**Given instruction**: Without including any pictures, copy each entry below exactly.

**Data for this exercise**:

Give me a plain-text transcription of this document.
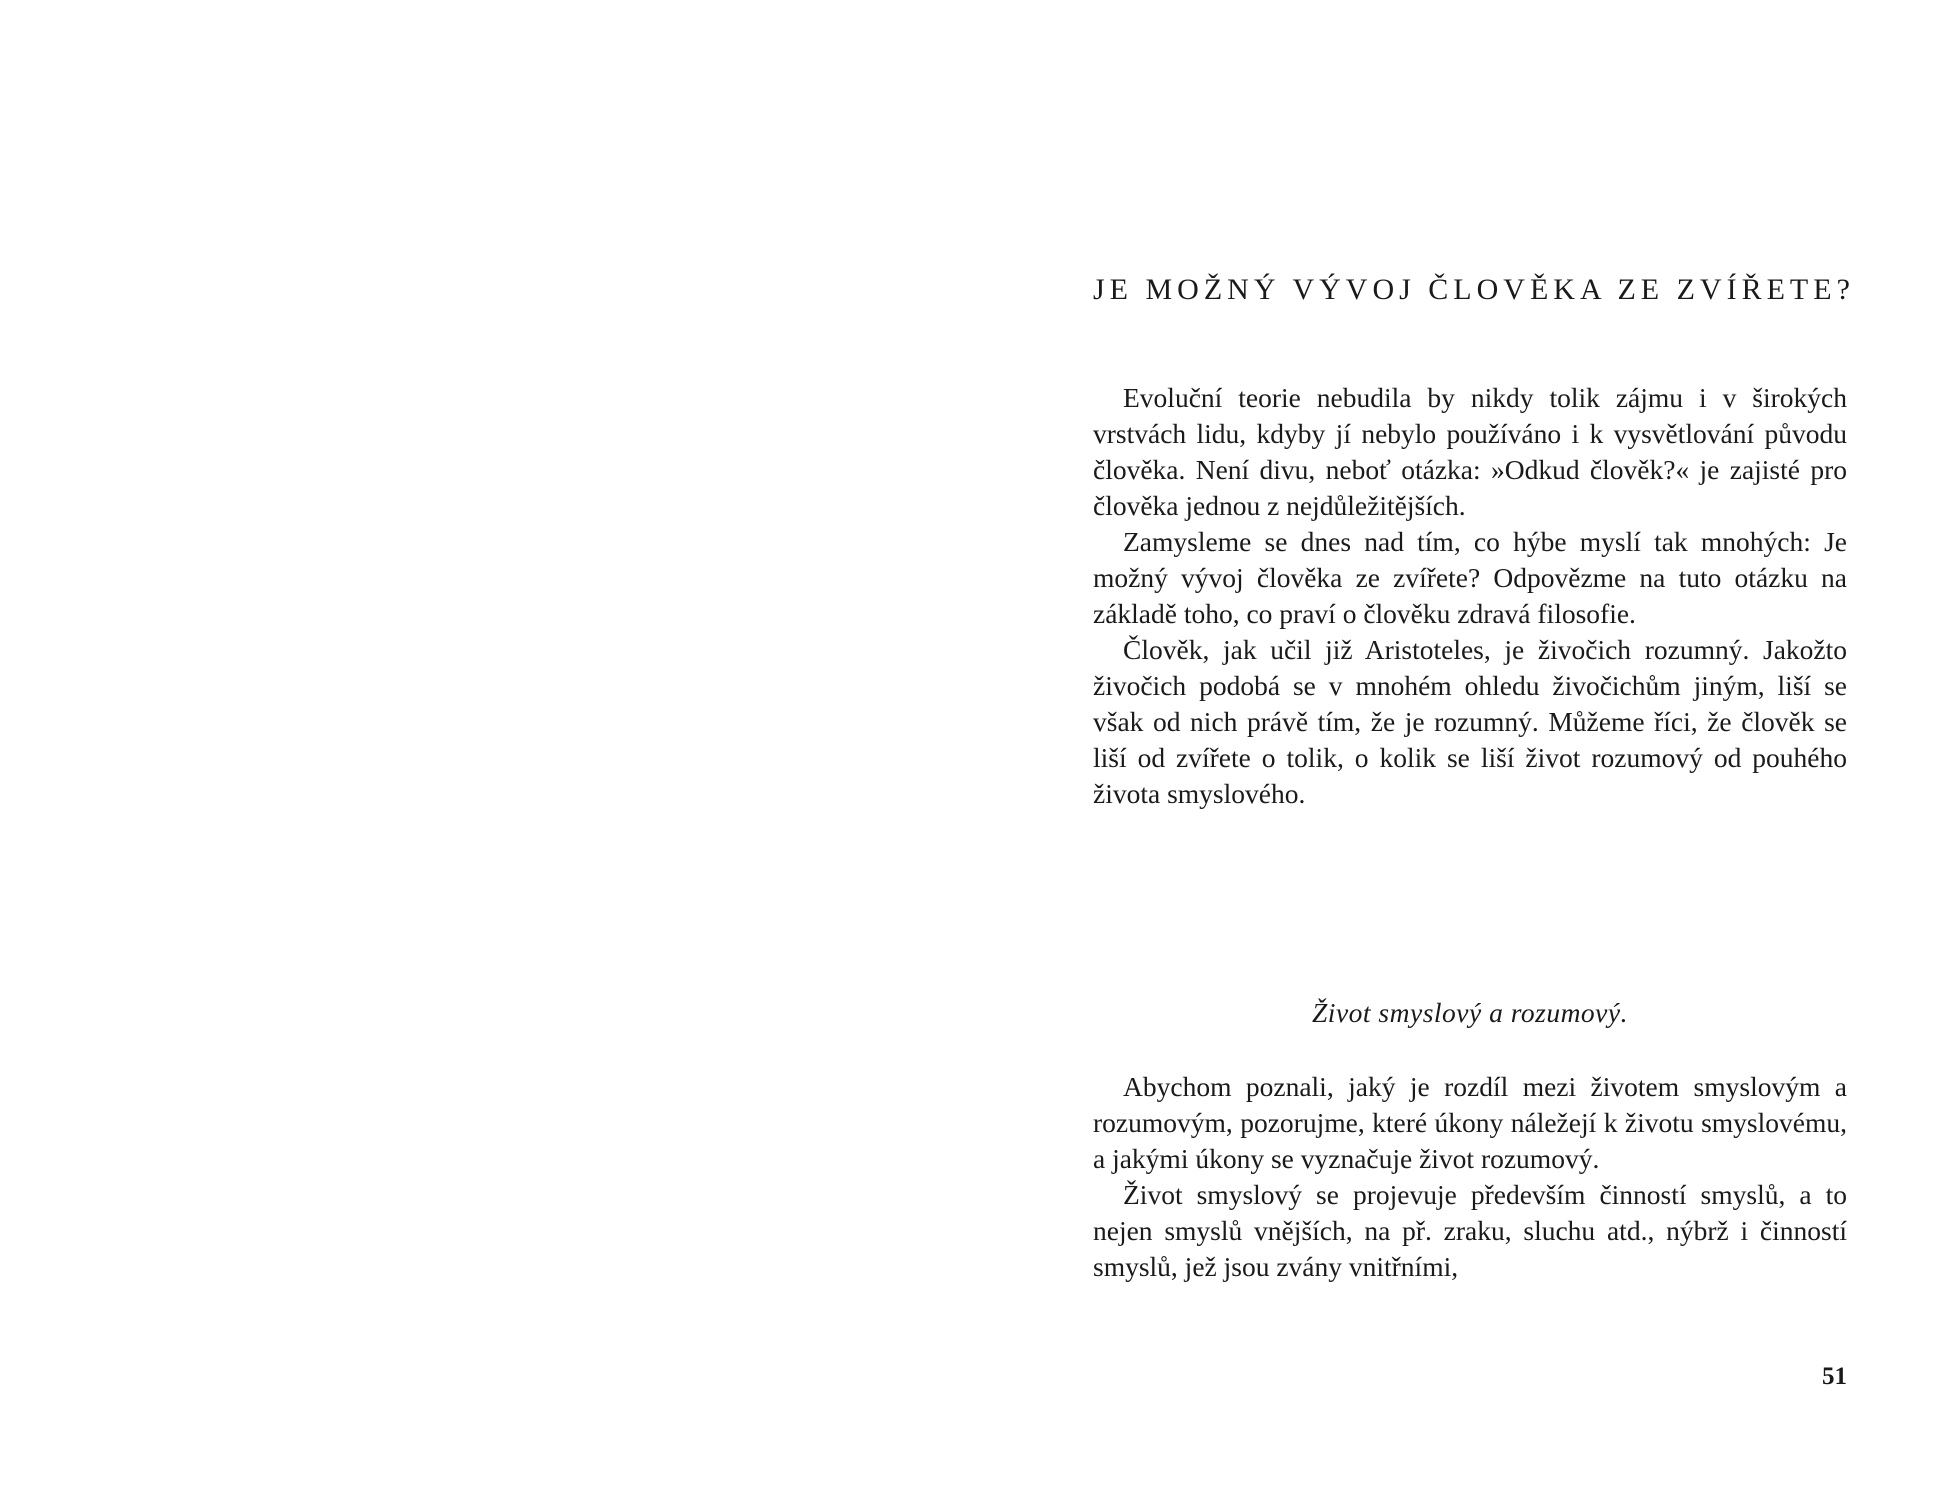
JE MOŽNÝ VÝVOJ ČLOVĚKA ZE ZVÍŘETE?

Evoluční teorie nebudila by nikdy tolik zájmu i v širokých vrstvách lidu, kdyby jí nebylo používáno i k vysvětlování původu člověka. Není divu, neboť otázka: »Odkud člověk?« je zajisté pro člověka jednou z nejdůležitějších.

Zamysleme se dnes nad tím, co hýbe myslí tak mnohých: Je možný vývoj člověka ze zvířete? Odpovězme na tuto otázku na základě toho, co praví o člověku zdravá filosofie.

Člověk, jak učil již Aristoteles, je živočich rozumný. Jakožto živočich podobá se v mnohém ohledu živočichům jiným, liší se však od nich právě tím, že je rozumný. Můžeme říci, že člověk se liší od zvířete o tolik, o kolik se liší život rozumový od pouhého života smyslového.

Život smyslový a rozumový.

Abychom poznali, jaký je rozdíl mezi životem smyslovým a rozumovým, pozorujme, které úkony náležejí k životu smyslovému, a jakými úkony se vyznačuje život rozumový.

Život smyslový se projevuje především činností smyslů, a to nejen smyslů vnějších, na př. zraku, sluchu atd., nýbrž i činností smyslů, jež jsou zvány vnitřními,

51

**Task result**:
Give me a plain-text transcription of this document.
JE MOŽNÝ VÝVOJ ČLOVĚKA ZE ZVÍŘETE?

Evoluční teorie nebudila by nikdy tolik zájmu i v širokých vrstvách lidu, kdyby jí nebylo používáno i k vysvětlování původu člověka. Není divu, neboť otázka: »Odkud člověk?« je zajisté pro člověka jednou z nejdůležitějších.

Zamysleme se dnes nad tím, co hýbe myslí tak mnohých: Je možný vývoj člověka ze zvířete? Odpovězme na tuto otázku na základě toho, co praví o člověku zdravá filosofie.

Člověk, jak učil již Aristoteles, je živočich rozumný. Jakožto živočich podobá se v mnohém ohledu živočichům jiným, liší se však od nich právě tím, že je rozumný. Můžeme říci, že člověk se liší od zvířete o tolik, o kolik se liší život rozumový od pouhého života smyslového.

Život smyslový a rozumový.

Abychom poznali, jaký je rozdíl mezi životem smyslovým a rozumovým, pozorujme, které úkony náležejí k životu smyslovému, a jakými úkony se vyznačuje život rozumový.

Život smyslový se projevuje především činností smyslů, a to nejen smyslů vnějších, na př. zraku, sluchu atd., nýbrž i činností smyslů, jež jsou zvány vnitřními,

51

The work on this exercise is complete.